→ **Written request**: Please say how many lines of the listing hold "structured", with no other words in the answer.

→ **Available data**:

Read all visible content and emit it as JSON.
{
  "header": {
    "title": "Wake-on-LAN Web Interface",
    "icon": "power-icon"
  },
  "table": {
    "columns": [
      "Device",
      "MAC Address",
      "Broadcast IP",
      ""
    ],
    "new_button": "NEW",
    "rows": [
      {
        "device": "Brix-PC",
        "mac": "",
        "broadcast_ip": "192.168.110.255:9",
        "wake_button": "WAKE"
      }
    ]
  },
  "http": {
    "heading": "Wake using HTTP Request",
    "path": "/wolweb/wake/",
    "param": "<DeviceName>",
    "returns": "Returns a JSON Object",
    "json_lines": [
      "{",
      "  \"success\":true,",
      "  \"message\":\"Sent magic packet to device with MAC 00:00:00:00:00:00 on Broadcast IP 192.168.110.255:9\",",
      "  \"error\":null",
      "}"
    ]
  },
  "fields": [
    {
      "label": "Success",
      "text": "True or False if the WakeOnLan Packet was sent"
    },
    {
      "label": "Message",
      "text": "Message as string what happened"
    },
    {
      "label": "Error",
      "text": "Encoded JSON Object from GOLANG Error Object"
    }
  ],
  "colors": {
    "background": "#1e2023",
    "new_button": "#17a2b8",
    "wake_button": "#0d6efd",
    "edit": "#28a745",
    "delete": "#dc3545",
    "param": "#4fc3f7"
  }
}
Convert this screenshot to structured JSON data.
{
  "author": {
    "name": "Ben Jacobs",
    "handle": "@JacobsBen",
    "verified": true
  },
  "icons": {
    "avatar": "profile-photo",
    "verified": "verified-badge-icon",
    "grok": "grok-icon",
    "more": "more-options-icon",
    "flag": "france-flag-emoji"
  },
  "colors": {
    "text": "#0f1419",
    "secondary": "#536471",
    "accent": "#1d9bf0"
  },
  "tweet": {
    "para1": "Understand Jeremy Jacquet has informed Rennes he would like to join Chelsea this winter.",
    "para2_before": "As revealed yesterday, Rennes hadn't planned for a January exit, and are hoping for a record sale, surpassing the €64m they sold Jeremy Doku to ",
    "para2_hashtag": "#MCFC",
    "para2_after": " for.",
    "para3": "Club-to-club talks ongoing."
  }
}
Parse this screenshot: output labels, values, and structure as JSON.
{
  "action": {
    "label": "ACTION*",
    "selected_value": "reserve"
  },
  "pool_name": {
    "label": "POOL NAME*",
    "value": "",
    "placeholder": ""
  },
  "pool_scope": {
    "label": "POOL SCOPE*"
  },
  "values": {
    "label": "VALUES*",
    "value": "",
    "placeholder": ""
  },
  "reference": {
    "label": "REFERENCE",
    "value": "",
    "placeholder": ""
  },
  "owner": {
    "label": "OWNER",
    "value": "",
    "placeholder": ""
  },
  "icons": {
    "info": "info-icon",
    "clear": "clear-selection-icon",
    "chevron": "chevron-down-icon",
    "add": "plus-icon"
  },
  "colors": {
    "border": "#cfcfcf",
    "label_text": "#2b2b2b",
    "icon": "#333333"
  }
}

--

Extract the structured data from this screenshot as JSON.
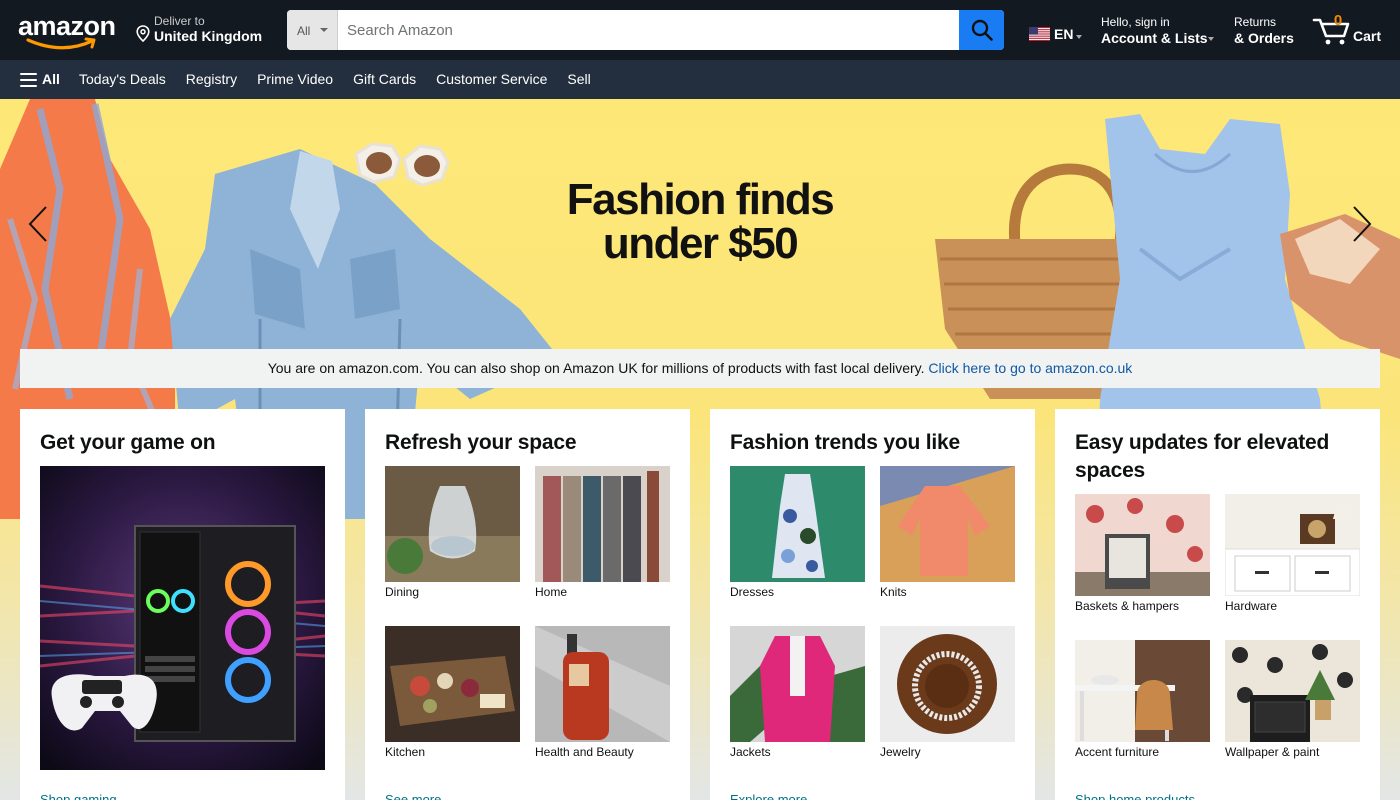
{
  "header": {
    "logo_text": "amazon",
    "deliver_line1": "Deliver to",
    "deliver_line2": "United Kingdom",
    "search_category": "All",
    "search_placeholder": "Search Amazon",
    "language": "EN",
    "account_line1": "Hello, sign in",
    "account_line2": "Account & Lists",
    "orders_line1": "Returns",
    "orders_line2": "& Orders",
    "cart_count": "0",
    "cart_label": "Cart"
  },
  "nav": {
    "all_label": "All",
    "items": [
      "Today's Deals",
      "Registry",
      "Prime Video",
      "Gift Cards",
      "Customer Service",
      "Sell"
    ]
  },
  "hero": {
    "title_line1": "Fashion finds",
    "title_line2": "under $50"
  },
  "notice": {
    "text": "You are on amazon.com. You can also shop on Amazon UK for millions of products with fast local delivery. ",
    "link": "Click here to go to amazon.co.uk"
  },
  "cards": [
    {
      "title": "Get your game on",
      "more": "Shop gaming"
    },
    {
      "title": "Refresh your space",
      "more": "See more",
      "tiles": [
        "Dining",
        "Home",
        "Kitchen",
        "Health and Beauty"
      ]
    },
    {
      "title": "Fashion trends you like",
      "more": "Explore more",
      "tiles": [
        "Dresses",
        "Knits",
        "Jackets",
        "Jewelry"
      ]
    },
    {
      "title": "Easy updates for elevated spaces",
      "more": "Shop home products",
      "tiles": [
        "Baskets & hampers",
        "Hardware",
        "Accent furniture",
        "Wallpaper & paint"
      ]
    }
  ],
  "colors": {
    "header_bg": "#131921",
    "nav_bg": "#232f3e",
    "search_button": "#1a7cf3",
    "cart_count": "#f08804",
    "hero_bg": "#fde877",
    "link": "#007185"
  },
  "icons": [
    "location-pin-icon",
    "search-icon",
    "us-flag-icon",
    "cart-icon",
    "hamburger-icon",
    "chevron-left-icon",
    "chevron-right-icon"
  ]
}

→ **Output below**: 2